• **WHAT TO DO**:
Take each line containing the word "this" and copy it.
** Begin **
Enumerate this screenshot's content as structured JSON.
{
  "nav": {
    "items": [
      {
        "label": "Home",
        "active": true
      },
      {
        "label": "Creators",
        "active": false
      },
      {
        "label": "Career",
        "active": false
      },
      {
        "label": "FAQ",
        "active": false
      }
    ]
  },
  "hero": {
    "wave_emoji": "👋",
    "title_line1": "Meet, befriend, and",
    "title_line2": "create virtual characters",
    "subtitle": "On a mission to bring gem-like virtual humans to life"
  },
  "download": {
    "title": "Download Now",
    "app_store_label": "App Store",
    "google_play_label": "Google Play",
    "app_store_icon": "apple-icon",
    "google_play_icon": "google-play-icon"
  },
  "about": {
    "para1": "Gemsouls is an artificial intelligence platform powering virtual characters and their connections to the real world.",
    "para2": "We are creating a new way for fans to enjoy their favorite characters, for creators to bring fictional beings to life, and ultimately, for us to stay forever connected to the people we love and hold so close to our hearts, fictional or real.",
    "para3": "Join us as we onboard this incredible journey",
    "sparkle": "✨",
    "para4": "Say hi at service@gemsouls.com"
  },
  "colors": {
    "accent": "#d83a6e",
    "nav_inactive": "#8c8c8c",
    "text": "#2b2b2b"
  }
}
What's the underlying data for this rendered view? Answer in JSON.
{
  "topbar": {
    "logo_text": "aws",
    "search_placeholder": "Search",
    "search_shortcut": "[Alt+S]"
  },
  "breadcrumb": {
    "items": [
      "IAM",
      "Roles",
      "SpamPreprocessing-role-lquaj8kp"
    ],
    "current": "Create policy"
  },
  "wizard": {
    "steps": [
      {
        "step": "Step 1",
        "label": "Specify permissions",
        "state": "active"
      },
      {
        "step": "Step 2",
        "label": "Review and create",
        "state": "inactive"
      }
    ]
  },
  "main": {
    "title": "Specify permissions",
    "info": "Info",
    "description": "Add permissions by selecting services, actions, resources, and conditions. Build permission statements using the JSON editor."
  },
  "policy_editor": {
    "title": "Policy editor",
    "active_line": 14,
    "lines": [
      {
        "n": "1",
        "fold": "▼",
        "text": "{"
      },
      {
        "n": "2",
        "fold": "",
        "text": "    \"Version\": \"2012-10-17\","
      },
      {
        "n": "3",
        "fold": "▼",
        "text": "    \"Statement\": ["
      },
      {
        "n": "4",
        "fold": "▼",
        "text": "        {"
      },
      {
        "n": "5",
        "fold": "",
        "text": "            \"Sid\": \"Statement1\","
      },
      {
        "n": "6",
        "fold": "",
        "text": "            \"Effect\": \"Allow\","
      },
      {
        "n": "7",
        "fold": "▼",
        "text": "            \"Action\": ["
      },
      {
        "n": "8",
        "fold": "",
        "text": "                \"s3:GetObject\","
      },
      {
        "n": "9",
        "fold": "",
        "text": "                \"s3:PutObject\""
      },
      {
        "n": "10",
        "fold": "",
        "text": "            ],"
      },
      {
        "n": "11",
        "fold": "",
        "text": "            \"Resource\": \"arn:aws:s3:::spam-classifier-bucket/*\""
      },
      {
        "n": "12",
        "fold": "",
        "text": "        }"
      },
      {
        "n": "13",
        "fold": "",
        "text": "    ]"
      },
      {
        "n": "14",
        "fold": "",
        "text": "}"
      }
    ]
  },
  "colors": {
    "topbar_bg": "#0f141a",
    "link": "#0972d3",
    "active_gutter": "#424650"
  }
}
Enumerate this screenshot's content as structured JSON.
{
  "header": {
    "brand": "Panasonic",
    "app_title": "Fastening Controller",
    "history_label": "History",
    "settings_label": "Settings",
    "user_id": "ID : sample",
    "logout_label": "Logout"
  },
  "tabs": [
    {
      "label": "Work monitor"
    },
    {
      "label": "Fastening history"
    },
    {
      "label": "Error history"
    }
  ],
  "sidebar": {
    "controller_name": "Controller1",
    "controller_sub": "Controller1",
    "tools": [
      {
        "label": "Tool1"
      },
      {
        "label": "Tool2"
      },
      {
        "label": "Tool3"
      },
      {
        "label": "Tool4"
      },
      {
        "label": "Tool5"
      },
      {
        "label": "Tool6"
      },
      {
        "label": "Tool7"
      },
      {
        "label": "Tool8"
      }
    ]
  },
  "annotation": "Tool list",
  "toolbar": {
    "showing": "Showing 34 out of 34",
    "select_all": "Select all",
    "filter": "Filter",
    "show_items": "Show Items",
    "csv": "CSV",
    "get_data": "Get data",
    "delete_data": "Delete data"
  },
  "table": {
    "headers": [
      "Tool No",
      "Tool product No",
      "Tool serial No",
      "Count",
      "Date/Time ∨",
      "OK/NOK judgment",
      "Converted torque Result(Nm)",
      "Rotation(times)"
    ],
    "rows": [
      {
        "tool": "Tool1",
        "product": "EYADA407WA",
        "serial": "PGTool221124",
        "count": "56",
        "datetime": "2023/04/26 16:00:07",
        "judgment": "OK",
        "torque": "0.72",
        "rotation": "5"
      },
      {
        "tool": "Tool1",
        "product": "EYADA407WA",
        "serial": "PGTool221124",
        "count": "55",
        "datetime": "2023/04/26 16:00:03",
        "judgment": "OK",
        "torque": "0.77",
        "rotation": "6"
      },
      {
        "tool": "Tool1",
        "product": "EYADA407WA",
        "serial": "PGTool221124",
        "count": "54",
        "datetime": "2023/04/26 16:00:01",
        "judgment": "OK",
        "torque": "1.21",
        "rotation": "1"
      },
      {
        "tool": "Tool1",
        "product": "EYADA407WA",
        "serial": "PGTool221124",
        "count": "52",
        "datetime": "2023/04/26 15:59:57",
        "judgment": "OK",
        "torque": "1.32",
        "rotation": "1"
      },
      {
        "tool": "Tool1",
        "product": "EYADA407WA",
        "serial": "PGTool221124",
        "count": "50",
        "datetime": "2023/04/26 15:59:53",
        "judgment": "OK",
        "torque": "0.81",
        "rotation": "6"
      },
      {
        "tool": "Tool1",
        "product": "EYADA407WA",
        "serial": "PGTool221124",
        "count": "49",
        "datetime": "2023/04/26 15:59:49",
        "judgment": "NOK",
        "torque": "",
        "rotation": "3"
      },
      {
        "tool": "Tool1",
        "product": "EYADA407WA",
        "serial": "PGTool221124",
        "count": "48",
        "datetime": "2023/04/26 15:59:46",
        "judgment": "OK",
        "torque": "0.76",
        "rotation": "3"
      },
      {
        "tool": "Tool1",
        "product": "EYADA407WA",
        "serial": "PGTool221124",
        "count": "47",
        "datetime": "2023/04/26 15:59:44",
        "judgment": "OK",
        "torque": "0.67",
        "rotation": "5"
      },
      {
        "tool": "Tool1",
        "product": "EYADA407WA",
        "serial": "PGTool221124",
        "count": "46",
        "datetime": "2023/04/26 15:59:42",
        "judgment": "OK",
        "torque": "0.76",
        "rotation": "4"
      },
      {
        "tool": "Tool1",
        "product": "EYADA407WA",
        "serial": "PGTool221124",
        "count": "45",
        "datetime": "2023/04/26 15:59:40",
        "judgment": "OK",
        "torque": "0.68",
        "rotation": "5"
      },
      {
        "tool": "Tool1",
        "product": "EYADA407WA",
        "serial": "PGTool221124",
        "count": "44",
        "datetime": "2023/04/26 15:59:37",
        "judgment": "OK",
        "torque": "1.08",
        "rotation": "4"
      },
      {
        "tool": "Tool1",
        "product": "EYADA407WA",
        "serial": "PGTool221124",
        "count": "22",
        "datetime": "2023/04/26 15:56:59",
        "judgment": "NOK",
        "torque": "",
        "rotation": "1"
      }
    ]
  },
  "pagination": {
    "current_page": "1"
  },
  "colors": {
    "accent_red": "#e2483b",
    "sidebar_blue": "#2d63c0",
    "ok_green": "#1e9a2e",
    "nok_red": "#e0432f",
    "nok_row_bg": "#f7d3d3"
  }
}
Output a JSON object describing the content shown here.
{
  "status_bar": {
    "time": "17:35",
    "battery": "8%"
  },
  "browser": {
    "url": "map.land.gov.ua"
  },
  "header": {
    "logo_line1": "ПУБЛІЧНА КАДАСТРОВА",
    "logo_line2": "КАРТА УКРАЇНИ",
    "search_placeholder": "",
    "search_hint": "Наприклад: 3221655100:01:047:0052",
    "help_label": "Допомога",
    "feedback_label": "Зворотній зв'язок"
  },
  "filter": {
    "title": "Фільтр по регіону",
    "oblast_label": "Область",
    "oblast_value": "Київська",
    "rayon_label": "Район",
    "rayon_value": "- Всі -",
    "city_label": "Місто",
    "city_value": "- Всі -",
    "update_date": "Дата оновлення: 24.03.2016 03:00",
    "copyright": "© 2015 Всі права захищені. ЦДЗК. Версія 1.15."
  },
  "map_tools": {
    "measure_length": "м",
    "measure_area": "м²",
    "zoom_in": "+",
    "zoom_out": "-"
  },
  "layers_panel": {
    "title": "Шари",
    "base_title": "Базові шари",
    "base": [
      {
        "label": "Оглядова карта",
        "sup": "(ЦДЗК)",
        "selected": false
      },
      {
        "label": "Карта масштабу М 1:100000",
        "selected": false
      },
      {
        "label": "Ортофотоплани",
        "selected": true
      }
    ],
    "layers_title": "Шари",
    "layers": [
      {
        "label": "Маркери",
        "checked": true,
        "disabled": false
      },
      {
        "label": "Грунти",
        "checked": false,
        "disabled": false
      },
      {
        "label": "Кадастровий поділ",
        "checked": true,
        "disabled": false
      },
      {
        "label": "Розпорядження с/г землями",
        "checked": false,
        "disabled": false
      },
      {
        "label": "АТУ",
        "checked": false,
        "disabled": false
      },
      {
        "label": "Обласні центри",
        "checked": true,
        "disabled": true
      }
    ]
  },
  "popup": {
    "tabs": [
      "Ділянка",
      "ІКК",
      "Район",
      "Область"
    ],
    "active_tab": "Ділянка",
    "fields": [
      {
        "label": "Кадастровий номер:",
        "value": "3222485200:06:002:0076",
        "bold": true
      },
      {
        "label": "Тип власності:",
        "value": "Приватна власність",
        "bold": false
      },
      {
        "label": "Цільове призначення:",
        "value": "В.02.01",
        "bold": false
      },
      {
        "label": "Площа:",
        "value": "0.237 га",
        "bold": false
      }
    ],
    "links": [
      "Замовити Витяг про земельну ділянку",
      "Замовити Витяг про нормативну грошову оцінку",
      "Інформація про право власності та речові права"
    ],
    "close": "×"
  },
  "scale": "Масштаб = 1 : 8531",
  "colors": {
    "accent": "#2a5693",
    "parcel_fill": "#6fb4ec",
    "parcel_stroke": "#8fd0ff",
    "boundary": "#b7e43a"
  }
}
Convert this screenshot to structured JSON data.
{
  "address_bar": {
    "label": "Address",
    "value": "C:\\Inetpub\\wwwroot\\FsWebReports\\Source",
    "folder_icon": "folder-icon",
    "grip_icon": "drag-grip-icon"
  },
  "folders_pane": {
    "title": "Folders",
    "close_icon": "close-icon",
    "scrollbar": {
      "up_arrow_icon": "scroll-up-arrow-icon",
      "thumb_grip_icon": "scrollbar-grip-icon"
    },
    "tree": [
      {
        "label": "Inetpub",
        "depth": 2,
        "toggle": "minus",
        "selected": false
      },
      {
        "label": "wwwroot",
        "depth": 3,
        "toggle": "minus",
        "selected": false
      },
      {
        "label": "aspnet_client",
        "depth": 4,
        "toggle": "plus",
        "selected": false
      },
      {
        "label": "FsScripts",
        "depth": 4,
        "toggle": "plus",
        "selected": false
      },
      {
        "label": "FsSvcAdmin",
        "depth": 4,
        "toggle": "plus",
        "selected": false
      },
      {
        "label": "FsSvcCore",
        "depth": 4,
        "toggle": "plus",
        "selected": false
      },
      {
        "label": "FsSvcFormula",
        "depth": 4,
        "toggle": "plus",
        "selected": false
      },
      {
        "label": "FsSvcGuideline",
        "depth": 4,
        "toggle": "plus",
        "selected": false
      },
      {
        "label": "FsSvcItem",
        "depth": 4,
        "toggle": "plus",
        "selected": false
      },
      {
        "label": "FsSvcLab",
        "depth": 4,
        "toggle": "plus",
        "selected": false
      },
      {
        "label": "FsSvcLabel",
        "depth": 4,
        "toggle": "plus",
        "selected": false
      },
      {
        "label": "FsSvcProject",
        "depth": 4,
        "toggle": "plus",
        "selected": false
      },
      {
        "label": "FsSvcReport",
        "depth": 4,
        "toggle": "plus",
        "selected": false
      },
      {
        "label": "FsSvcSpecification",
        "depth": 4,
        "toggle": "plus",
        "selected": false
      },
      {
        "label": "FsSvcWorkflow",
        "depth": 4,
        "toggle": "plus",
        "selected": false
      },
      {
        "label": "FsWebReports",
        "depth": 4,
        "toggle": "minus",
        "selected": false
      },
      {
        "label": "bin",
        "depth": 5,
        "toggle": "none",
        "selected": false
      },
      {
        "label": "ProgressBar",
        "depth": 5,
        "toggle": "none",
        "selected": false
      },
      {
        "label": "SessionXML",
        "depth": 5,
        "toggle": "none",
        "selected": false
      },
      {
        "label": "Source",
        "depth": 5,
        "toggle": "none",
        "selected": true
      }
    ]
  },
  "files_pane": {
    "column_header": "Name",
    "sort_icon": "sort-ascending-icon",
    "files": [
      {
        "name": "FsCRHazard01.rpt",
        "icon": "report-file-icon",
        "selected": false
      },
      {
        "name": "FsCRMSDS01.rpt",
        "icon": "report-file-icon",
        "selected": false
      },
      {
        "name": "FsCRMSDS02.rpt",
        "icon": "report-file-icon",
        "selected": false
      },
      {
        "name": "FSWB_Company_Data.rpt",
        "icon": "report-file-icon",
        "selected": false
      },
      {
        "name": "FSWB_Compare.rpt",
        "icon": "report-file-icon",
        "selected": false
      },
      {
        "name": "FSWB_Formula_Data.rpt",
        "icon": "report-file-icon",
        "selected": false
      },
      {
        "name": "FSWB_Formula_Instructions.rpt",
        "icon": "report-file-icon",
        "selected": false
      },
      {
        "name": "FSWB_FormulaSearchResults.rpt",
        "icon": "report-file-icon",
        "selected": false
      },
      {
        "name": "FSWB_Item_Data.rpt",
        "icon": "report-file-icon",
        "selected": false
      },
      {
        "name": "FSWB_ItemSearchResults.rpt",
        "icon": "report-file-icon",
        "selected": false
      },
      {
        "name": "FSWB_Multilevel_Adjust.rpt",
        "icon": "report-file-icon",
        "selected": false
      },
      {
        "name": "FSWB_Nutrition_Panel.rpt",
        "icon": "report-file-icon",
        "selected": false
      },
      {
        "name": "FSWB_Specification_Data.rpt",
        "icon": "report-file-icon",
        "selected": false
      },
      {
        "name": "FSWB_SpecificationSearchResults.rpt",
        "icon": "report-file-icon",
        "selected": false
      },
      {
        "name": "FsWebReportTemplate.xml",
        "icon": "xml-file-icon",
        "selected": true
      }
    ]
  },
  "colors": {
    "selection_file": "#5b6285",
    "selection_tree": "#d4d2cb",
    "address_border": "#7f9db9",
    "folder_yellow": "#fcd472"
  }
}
** End **
• **EXERCISE RESPONSE**:
Enumerate this screenshot's content as structured JSON.
    "para3": "Join us as we onboard this incredible journey",
What's the underlying data for this rendered view? Answer in JSON.
Enumerate this screenshot's content as structured JSON.
Convert this screenshot to structured JSON data.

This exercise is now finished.